# Problem statement
Copy out each line below exactly as it appears.

--- START ---

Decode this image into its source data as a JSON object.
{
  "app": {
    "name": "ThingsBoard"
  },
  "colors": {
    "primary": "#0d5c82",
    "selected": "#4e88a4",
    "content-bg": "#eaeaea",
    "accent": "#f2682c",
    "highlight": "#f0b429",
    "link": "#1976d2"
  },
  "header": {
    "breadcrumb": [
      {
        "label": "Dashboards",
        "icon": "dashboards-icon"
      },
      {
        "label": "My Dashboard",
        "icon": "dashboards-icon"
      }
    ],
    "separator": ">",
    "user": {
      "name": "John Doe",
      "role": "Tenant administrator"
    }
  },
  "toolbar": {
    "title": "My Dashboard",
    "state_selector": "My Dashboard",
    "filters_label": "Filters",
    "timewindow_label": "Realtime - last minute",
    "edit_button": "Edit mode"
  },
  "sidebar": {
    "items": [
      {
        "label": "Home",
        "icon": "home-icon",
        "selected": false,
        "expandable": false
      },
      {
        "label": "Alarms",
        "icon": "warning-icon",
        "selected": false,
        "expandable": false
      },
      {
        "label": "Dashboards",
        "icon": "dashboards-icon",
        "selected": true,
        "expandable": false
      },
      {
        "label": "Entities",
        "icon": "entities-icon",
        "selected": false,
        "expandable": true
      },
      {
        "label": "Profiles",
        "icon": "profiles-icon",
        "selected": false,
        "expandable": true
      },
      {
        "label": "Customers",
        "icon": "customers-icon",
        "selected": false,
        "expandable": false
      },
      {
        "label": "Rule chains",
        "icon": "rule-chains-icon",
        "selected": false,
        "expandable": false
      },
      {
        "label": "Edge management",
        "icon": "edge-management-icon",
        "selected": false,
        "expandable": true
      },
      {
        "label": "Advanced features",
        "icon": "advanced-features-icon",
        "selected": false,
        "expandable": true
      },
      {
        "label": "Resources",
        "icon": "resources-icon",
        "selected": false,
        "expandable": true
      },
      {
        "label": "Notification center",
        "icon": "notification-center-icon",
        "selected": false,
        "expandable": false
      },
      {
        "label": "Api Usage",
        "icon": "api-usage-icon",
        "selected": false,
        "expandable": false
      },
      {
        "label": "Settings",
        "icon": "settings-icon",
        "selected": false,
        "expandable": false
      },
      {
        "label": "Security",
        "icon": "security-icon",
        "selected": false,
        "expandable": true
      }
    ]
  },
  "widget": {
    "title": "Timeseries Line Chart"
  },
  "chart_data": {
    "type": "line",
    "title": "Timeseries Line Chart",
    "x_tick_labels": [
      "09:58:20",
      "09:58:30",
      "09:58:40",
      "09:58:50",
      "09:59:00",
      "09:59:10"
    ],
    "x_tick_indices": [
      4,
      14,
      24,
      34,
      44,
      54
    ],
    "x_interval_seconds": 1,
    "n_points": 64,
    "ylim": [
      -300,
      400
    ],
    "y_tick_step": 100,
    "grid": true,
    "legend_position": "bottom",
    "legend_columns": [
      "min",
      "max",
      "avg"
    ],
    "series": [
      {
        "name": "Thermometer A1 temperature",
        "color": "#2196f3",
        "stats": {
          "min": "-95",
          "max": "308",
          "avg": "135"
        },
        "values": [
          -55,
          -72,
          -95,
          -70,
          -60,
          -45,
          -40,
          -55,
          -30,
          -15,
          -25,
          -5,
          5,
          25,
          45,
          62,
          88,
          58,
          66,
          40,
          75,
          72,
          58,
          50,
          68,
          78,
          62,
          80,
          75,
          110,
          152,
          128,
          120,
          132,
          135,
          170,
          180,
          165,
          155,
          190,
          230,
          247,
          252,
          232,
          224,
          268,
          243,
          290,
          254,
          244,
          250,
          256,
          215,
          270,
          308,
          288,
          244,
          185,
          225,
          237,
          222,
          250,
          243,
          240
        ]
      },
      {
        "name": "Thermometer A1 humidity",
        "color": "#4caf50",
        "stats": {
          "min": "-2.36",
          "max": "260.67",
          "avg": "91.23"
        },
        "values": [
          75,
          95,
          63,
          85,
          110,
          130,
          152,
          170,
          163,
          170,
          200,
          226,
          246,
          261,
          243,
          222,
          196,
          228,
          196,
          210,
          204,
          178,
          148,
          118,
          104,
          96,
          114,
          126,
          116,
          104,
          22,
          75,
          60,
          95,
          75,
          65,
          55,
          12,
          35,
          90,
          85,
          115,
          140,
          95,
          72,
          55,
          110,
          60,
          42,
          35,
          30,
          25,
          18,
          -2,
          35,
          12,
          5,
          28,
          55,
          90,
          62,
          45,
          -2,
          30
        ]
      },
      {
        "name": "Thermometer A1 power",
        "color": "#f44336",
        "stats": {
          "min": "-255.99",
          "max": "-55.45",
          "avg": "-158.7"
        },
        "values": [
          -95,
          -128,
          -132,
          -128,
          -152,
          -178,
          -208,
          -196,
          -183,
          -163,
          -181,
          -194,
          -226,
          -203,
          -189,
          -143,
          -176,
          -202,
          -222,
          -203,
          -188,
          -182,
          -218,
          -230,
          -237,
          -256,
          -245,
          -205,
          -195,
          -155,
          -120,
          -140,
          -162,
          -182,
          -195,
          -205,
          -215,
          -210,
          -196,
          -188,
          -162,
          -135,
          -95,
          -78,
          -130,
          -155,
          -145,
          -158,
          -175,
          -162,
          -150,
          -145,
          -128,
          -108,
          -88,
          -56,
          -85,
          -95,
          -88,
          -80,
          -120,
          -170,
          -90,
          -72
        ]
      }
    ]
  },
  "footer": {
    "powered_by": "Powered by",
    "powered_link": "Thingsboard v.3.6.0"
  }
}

--- END ---

# Final result
Decode this image into its source data as a JSON object.
{
  "app": {
    "name": "ThingsBoard"
  },
  "colors": {
    "primary": "#0d5c82",
    "selected": "#4e88a4",
    "content-bg": "#eaeaea",
    "accent": "#f2682c",
    "highlight": "#f0b429",
    "link": "#1976d2"
  },
  "header": {
    "breadcrumb": [
      {
        "label": "Dashboards",
        "icon": "dashboards-icon"
      },
      {
        "label": "My Dashboard",
        "icon": "dashboards-icon"
      }
    ],
    "separator": ">",
    "user": {
      "name": "John Doe",
      "role": "Tenant administrator"
    }
  },
  "toolbar": {
    "title": "My Dashboard",
    "state_selector": "My Dashboard",
    "filters_label": "Filters",
    "timewindow_label": "Realtime - last minute",
    "edit_button": "Edit mode"
  },
  "sidebar": {
    "items": [
      {
        "label": "Home",
        "icon": "home-icon",
        "selected": false,
        "expandable": false
      },
      {
        "label": "Alarms",
        "icon": "warning-icon",
        "selected": false,
        "expandable": false
      },
      {
        "label": "Dashboards",
        "icon": "dashboards-icon",
        "selected": true,
        "expandable": false
      },
      {
        "label": "Entities",
        "icon": "entities-icon",
        "selected": false,
        "expandable": true
      },
      {
        "label": "Profiles",
        "icon": "profiles-icon",
        "selected": false,
        "expandable": true
      },
      {
        "label": "Customers",
        "icon": "customers-icon",
        "selected": false,
        "expandable": false
      },
      {
        "label": "Rule chains",
        "icon": "rule-chains-icon",
        "selected": false,
        "expandable": false
      },
      {
        "label": "Edge management",
        "icon": "edge-management-icon",
        "selected": false,
        "expandable": true
      },
      {
        "label": "Advanced features",
        "icon": "advanced-features-icon",
        "selected": false,
        "expandable": true
      },
      {
        "label": "Resources",
        "icon": "resources-icon",
        "selected": false,
        "expandable": true
      },
      {
        "label": "Notification center",
        "icon": "notification-center-icon",
        "selected": false,
        "expandable": false
      },
      {
        "label": "Api Usage",
        "icon": "api-usage-icon",
        "selected": false,
        "expandable": false
      },
      {
        "label": "Settings",
        "icon": "settings-icon",
        "selected": false,
        "expandable": false
      },
      {
        "label": "Security",
        "icon": "security-icon",
        "selected": false,
        "expandable": true
      }
    ]
  },
  "widget": {
    "title": "Timeseries Line Chart"
  },
  "chart_data": {
    "type": "line",
    "title": "Timeseries Line Chart",
    "x_tick_labels": [
      "09:58:20",
      "09:58:30",
      "09:58:40",
      "09:58:50",
      "09:59:00",
      "09:59:10"
    ],
    "x_tick_indices": [
      4,
      14,
      24,
      34,
      44,
      54
    ],
    "x_interval_seconds": 1,
    "n_points": 64,
    "ylim": [
      -300,
      400
    ],
    "y_tick_step": 100,
    "grid": true,
    "legend_position": "bottom",
    "legend_columns": [
      "min",
      "max",
      "avg"
    ],
    "series": [
      {
        "name": "Thermometer A1 temperature",
        "color": "#2196f3",
        "stats": {
          "min": "-95",
          "max": "308",
          "avg": "135"
        },
        "values": [
          -55,
          -72,
          -95,
          -70,
          -60,
          -45,
          -40,
          -55,
          -30,
          -15,
          -25,
          -5,
          5,
          25,
          45,
          62,
          88,
          58,
          66,
          40,
          75,
          72,
          58,
          50,
          68,
          78,
          62,
          80,
          75,
          110,
          152,
          128,
          120,
          132,
          135,
          170,
          180,
          165,
          155,
          190,
          230,
          247,
          252,
          232,
          224,
          268,
          243,
          290,
          254,
          244,
          250,
          256,
          215,
          270,
          308,
          288,
          244,
          185,
          225,
          237,
          222,
          250,
          243,
          240
        ]
      },
      {
        "name": "Thermometer A1 humidity",
        "color": "#4caf50",
        "stats": {
          "min": "-2.36",
          "max": "260.67",
          "avg": "91.23"
        },
        "values": [
          75,
          95,
          63,
          85,
          110,
          130,
          152,
          170,
          163,
          170,
          200,
          226,
          246,
          261,
          243,
          222,
          196,
          228,
          196,
          210,
          204,
          178,
          148,
          118,
          104,
          96,
          114,
          126,
          116,
          104,
          22,
          75,
          60,
          95,
          75,
          65,
          55,
          12,
          35,
          90,
          85,
          115,
          140,
          95,
          72,
          55,
          110,
          60,
          42,
          35,
          30,
          25,
          18,
          -2,
          35,
          12,
          5,
          28,
          55,
          90,
          62,
          45,
          -2,
          30
        ]
      },
      {
        "name": "Thermometer A1 power",
        "color": "#f44336",
        "stats": {
          "min": "-255.99",
          "max": "-55.45",
          "avg": "-158.7"
        },
        "values": [
          -95,
          -128,
          -132,
          -128,
          -152,
          -178,
          -208,
          -196,
          -183,
          -163,
          -181,
          -194,
          -226,
          -203,
          -189,
          -143,
          -176,
          -202,
          -222,
          -203,
          -188,
          -182,
          -218,
          -230,
          -237,
          -256,
          -245,
          -205,
          -195,
          -155,
          -120,
          -140,
          -162,
          -182,
          -195,
          -205,
          -215,
          -210,
          -196,
          -188,
          -162,
          -135,
          -95,
          -78,
          -130,
          -155,
          -145,
          -158,
          -175,
          -162,
          -150,
          -145,
          -128,
          -108,
          -88,
          -56,
          -85,
          -95,
          -88,
          -80,
          -120,
          -170,
          -90,
          -72
        ]
      }
    ]
  },
  "footer": {
    "powered_by": "Powered by",
    "powered_link": "Thingsboard v.3.6.0"
  }
}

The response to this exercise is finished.